> Set task
Pick out each line containing the string "values".

--- START Records shown ---

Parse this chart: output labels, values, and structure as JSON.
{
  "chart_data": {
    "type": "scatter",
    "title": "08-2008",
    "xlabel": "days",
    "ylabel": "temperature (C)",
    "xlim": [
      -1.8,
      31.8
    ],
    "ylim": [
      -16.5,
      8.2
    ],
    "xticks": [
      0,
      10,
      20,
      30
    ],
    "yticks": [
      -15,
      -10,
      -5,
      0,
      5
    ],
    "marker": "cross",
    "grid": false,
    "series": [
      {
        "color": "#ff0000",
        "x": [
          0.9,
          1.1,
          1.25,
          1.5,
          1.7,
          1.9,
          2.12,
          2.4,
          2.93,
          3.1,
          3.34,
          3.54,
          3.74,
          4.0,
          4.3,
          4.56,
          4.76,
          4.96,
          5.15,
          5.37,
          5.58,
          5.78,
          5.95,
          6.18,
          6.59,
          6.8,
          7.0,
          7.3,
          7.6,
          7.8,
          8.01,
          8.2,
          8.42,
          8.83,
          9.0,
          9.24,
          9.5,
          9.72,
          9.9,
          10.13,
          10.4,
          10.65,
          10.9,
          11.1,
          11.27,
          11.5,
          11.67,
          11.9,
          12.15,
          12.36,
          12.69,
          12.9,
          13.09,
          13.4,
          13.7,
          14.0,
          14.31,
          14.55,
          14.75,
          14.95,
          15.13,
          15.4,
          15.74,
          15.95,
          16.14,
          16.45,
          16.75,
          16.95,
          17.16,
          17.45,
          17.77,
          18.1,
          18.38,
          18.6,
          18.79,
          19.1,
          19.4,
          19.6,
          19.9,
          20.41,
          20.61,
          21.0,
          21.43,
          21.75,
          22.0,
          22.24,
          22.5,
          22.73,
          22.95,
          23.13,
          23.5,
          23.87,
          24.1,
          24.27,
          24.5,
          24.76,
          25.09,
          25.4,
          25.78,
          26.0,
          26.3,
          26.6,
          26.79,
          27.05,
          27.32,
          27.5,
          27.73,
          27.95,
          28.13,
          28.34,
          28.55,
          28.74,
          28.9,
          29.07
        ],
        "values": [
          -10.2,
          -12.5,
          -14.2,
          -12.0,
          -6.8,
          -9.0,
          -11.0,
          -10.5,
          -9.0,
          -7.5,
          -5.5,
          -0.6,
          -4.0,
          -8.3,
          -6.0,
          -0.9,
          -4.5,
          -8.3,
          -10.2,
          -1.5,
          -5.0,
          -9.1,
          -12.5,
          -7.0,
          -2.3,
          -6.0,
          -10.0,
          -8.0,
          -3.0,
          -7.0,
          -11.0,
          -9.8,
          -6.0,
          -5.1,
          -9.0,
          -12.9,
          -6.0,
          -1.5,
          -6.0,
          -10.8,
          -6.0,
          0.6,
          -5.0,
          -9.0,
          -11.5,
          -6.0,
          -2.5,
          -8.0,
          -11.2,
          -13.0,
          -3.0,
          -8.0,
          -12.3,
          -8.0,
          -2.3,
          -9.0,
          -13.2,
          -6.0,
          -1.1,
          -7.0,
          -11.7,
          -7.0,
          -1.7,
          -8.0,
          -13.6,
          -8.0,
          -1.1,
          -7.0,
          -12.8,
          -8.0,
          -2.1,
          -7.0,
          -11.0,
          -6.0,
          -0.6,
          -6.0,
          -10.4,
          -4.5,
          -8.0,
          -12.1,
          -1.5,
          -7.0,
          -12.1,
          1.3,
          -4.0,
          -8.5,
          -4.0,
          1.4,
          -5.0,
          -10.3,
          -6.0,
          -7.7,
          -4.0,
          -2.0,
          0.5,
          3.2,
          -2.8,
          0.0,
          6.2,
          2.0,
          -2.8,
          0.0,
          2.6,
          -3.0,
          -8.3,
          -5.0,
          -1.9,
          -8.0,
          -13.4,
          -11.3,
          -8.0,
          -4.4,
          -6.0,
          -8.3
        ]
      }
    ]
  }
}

--- END Records shown ---

> Answer to the exercise
Parse this chart: output labels, values, and structure as JSON.
        "values": [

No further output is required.